TASK BRIEF - Answer with a number only: how many lines of the data contain "Research"?

Collected data entries
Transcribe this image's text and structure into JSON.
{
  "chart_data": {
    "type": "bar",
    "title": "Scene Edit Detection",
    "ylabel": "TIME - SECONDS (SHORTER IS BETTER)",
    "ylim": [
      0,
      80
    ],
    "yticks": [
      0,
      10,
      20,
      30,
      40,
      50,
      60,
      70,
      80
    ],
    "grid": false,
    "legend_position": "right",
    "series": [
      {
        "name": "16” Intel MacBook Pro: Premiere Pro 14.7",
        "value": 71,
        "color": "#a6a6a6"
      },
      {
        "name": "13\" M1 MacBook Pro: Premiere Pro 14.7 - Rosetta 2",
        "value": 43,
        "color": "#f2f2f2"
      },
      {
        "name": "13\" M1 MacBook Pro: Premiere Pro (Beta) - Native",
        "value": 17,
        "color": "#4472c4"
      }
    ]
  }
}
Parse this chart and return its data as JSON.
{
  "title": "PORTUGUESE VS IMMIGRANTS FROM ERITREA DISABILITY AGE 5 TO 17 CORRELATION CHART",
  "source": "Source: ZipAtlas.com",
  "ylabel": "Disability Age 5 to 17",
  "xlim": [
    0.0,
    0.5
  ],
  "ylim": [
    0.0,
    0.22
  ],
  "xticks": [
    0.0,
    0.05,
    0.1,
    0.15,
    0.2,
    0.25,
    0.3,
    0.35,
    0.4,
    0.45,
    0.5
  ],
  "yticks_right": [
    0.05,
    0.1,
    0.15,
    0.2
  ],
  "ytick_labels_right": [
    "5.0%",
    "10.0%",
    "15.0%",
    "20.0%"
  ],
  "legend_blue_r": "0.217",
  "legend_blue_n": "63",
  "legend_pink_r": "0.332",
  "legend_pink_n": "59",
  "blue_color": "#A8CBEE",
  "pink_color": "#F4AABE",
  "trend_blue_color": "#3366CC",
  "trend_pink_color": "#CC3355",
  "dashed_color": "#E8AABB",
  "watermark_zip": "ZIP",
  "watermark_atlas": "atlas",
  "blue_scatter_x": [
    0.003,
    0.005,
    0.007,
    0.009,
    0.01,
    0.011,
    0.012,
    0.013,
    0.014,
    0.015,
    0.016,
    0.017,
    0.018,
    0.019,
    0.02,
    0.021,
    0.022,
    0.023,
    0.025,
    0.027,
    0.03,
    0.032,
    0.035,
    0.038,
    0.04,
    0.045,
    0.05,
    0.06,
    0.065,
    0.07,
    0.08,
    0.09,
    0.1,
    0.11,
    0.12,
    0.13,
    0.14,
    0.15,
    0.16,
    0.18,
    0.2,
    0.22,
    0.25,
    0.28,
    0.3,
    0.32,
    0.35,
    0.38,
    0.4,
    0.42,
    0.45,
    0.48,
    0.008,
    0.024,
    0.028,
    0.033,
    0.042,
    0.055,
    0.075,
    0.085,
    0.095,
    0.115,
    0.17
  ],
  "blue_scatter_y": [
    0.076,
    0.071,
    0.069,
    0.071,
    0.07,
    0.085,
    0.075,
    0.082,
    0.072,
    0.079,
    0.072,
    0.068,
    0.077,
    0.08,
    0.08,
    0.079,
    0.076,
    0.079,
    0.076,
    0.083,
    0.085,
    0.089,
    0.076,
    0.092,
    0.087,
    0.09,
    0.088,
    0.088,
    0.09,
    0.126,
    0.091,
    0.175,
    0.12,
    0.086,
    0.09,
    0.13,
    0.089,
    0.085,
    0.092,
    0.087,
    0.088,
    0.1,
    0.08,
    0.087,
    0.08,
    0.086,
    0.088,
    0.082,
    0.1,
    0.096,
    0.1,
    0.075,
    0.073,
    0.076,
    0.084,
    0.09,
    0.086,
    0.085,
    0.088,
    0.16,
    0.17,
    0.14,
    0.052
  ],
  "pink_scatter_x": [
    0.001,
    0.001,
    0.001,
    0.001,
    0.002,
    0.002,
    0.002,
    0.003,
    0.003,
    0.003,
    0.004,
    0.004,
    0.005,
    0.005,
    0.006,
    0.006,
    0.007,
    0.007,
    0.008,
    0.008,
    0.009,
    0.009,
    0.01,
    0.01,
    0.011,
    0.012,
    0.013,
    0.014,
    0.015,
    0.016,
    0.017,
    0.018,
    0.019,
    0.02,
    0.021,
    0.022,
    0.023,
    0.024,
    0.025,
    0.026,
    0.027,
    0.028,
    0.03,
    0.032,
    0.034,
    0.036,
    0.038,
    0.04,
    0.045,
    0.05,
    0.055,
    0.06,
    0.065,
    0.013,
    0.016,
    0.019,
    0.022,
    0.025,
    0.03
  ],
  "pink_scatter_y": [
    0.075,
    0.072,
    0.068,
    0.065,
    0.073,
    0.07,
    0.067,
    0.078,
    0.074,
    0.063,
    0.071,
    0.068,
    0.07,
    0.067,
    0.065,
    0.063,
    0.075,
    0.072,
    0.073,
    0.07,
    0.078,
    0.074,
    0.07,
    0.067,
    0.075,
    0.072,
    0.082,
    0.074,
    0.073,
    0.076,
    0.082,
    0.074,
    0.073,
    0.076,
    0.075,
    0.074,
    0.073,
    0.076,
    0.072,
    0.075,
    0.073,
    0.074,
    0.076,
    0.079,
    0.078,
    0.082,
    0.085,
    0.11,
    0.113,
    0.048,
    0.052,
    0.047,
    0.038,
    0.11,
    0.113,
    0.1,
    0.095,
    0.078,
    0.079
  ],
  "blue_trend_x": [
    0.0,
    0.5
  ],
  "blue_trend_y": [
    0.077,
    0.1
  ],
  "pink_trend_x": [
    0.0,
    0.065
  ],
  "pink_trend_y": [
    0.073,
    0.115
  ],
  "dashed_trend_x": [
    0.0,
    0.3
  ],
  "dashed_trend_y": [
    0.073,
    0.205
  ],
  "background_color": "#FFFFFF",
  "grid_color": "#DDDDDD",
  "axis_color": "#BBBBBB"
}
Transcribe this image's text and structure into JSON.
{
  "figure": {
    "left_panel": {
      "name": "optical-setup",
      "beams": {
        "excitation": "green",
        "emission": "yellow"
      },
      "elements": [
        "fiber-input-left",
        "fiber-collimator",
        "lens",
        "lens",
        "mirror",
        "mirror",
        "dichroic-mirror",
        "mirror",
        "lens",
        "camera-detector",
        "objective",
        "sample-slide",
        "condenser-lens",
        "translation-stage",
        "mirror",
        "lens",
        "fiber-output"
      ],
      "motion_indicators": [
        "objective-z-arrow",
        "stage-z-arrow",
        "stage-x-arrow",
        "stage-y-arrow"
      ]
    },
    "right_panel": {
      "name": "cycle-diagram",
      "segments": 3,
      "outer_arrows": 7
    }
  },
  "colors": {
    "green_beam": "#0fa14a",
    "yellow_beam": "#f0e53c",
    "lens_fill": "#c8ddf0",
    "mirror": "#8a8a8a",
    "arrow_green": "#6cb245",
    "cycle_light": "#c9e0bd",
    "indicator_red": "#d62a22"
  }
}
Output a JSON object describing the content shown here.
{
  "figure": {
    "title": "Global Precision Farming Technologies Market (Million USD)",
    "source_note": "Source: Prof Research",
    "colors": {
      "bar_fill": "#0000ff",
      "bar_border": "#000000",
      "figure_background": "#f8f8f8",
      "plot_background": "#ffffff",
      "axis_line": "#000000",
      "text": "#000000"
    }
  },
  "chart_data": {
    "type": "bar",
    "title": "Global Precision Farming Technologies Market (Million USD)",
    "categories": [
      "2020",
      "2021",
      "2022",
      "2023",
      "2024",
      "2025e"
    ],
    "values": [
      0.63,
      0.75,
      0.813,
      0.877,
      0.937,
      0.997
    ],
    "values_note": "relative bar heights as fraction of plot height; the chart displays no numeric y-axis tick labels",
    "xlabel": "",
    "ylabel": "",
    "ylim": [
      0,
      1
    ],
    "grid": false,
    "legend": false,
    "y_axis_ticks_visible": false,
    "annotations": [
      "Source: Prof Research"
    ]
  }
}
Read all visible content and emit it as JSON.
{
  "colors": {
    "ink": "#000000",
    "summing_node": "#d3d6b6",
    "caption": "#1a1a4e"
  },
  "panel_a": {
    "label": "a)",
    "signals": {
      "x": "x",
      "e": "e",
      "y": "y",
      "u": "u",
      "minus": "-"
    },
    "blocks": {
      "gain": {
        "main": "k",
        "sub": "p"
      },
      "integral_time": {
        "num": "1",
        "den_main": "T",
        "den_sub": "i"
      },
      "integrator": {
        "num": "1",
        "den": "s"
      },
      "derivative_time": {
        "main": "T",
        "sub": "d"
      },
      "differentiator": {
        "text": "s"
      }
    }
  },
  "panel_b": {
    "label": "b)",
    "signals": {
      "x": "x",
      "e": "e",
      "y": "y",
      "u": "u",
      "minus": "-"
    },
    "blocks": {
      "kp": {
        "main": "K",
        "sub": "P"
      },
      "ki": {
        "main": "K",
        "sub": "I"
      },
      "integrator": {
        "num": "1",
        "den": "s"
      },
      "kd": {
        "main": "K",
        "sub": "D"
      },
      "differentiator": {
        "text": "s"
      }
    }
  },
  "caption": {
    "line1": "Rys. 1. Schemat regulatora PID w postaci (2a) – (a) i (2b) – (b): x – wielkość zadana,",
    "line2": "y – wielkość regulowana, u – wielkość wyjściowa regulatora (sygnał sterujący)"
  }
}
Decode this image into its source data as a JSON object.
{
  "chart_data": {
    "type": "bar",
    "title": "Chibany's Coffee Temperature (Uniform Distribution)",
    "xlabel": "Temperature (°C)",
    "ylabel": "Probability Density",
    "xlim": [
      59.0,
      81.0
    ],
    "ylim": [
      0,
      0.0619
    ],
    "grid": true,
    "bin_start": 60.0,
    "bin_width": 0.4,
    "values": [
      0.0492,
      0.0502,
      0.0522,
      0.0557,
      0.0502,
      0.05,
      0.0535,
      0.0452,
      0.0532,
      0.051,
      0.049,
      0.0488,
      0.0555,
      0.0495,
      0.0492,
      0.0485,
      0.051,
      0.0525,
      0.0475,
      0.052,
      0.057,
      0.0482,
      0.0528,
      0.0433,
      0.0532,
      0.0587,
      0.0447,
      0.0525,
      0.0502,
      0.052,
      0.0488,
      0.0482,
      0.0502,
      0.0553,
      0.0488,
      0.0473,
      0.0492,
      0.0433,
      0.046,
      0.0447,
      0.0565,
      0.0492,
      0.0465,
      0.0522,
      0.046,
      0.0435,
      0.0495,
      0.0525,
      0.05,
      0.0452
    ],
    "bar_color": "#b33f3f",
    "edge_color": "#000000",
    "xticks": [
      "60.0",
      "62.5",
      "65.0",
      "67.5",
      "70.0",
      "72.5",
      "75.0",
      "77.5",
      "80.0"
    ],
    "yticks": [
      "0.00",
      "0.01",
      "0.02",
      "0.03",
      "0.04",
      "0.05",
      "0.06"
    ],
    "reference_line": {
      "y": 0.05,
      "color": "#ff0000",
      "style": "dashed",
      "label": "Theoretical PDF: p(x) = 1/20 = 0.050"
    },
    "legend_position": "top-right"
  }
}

WRITTEN ANSWER - 2